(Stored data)
☆ ☆ ☆ ☆ ☆
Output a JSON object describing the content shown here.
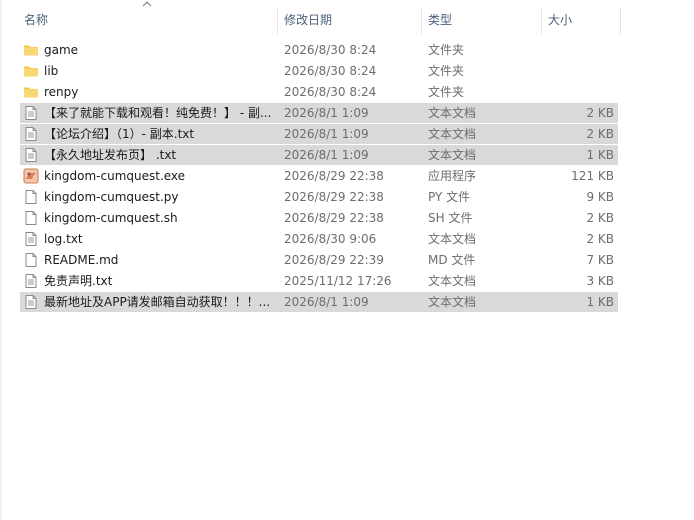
{
  "columns": {
    "name": "名称",
    "date": "修改日期",
    "type": "类型",
    "size": "大小"
  },
  "rows": [
    {
      "name": "game",
      "date": "2026/8/30 8:24",
      "type": "文件夹",
      "size": "",
      "icon": "folder-icon",
      "selected": false
    },
    {
      "name": "lib",
      "date": "2026/8/30 8:24",
      "type": "文件夹",
      "size": "",
      "icon": "folder-icon",
      "selected": false
    },
    {
      "name": "renpy",
      "date": "2026/8/30 8:24",
      "type": "文件夹",
      "size": "",
      "icon": "folder-icon",
      "selected": false
    },
    {
      "name": "【来了就能下载和观看！纯免费！】 - 副...",
      "date": "2026/8/1 1:09",
      "type": "文本文档",
      "size": "2 KB",
      "icon": "text-file-icon",
      "selected": true
    },
    {
      "name": "【论坛介绍】（1）- 副本.txt",
      "date": "2026/8/1 1:09",
      "type": "文本文档",
      "size": "2 KB",
      "icon": "text-file-icon",
      "selected": true
    },
    {
      "name": "【永久地址发布页】 .txt",
      "date": "2026/8/1 1:09",
      "type": "文本文档",
      "size": "1 KB",
      "icon": "text-file-icon",
      "selected": true
    },
    {
      "name": "kingdom-cumquest.exe",
      "date": "2026/8/29 22:38",
      "type": "应用程序",
      "size": "121 KB",
      "icon": "app-icon",
      "selected": false
    },
    {
      "name": "kingdom-cumquest.py",
      "date": "2026/8/29 22:38",
      "type": "PY 文件",
      "size": "9 KB",
      "icon": "file-icon",
      "selected": false
    },
    {
      "name": "kingdom-cumquest.sh",
      "date": "2026/8/29 22:38",
      "type": "SH 文件",
      "size": "2 KB",
      "icon": "file-icon",
      "selected": false
    },
    {
      "name": "log.txt",
      "date": "2026/8/30 9:06",
      "type": "文本文档",
      "size": "2 KB",
      "icon": "text-file-icon",
      "selected": false
    },
    {
      "name": "README.md",
      "date": "2026/8/29 22:39",
      "type": "MD 文件",
      "size": "7 KB",
      "icon": "file-icon",
      "selected": false
    },
    {
      "name": "免责声明.txt",
      "date": "2025/11/12 17:26",
      "type": "文本文档",
      "size": "3 KB",
      "icon": "text-file-icon",
      "selected": false
    },
    {
      "name": "最新地址及APP请发邮箱自动获取！！！...",
      "date": "2026/8/1 1:09",
      "type": "文本文档",
      "size": "1 KB",
      "icon": "text-file-icon",
      "selected": true
    }
  ],
  "colors": {
    "selected_bg": "#d9d9d9",
    "folder": "#f8d775",
    "header_text": "#4c607a"
  }
}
☆ ☆ ☆ ☆ ☆
** Requirement **
Where a line in the entries holds the word "kingdom", copy that line.

** Completed task **
      "name": "kingdom-cumquest.exe",
      "name": "kingdom-cumquest.py",
      "name": "kingdom-cumquest.sh",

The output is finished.